Stored data entries

+===+

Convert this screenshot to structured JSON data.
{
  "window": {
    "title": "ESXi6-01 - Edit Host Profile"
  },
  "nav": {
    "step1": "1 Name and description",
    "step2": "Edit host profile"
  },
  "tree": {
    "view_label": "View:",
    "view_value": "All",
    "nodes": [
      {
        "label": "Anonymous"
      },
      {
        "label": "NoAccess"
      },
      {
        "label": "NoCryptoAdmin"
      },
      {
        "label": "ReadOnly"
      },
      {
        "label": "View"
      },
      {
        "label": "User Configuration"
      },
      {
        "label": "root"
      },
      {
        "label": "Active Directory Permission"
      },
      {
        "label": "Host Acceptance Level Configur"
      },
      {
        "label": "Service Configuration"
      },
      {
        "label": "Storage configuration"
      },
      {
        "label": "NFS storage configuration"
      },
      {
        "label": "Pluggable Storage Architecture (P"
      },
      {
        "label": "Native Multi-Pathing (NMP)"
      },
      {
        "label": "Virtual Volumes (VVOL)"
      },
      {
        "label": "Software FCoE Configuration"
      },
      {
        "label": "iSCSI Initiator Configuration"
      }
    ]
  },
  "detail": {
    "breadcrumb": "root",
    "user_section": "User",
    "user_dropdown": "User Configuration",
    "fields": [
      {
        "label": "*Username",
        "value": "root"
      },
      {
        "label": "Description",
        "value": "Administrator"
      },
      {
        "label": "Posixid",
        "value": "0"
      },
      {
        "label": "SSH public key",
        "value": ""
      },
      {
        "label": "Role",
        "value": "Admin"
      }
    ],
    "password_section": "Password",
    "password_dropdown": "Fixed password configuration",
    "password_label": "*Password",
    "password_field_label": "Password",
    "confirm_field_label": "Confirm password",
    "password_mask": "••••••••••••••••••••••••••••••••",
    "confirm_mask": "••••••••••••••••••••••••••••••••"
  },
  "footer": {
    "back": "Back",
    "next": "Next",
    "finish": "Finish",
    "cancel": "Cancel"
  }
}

+===+

:: Work instructions ::
Extract the full listing and reproduce each line exactly.

:: Result ::
Convert this screenshot to structured JSON data.
{
  "window": {
    "title": "ESXi6-01 - Edit Host Profile"
  },
  "nav": {
    "step1": "1 Name and description",
    "step2": "Edit host profile"
  },
  "tree": {
    "view_label": "View:",
    "view_value": "All",
    "nodes": [
      {
        "label": "Anonymous"
      },
      {
        "label": "NoAccess"
      },
      {
        "label": "NoCryptoAdmin"
      },
      {
        "label": "ReadOnly"
      },
      {
        "label": "View"
      },
      {
        "label": "User Configuration"
      },
      {
        "label": "root"
      },
      {
        "label": "Active Directory Permission"
      },
      {
        "label": "Host Acceptance Level Configur"
      },
      {
        "label": "Service Configuration"
      },
      {
        "label": "Storage configuration"
      },
      {
        "label": "NFS storage configuration"
      },
      {
        "label": "Pluggable Storage Architecture (P"
      },
      {
        "label": "Native Multi-Pathing (NMP)"
      },
      {
        "label": "Virtual Volumes (VVOL)"
      },
      {
        "label": "Software FCoE Configuration"
      },
      {
        "label": "iSCSI Initiator Configuration"
      }
    ]
  },
  "detail": {
    "breadcrumb": "root",
    "user_section": "User",
    "user_dropdown": "User Configuration",
    "fields": [
      {
        "label": "*Username",
        "value": "root"
      },
      {
        "label": "Description",
        "value": "Administrator"
      },
      {
        "label": "Posixid",
        "value": "0"
      },
      {
        "label": "SSH public key",
        "value": ""
      },
      {
        "label": "Role",
        "value": "Admin"
      }
    ],
    "password_section": "Password",
    "password_dropdown": "Fixed password configuration",
    "password_label": "*Password",
    "password_field_label": "Password",
    "confirm_field_label": "Confirm password",
    "password_mask": "••••••••••••••••••••••••••••••••",
    "confirm_mask": "••••••••••••••••••••••••••••••••"
  },
  "footer": {
    "back": "Back",
    "next": "Next",
    "finish": "Finish",
    "cancel": "Cancel"
  }
}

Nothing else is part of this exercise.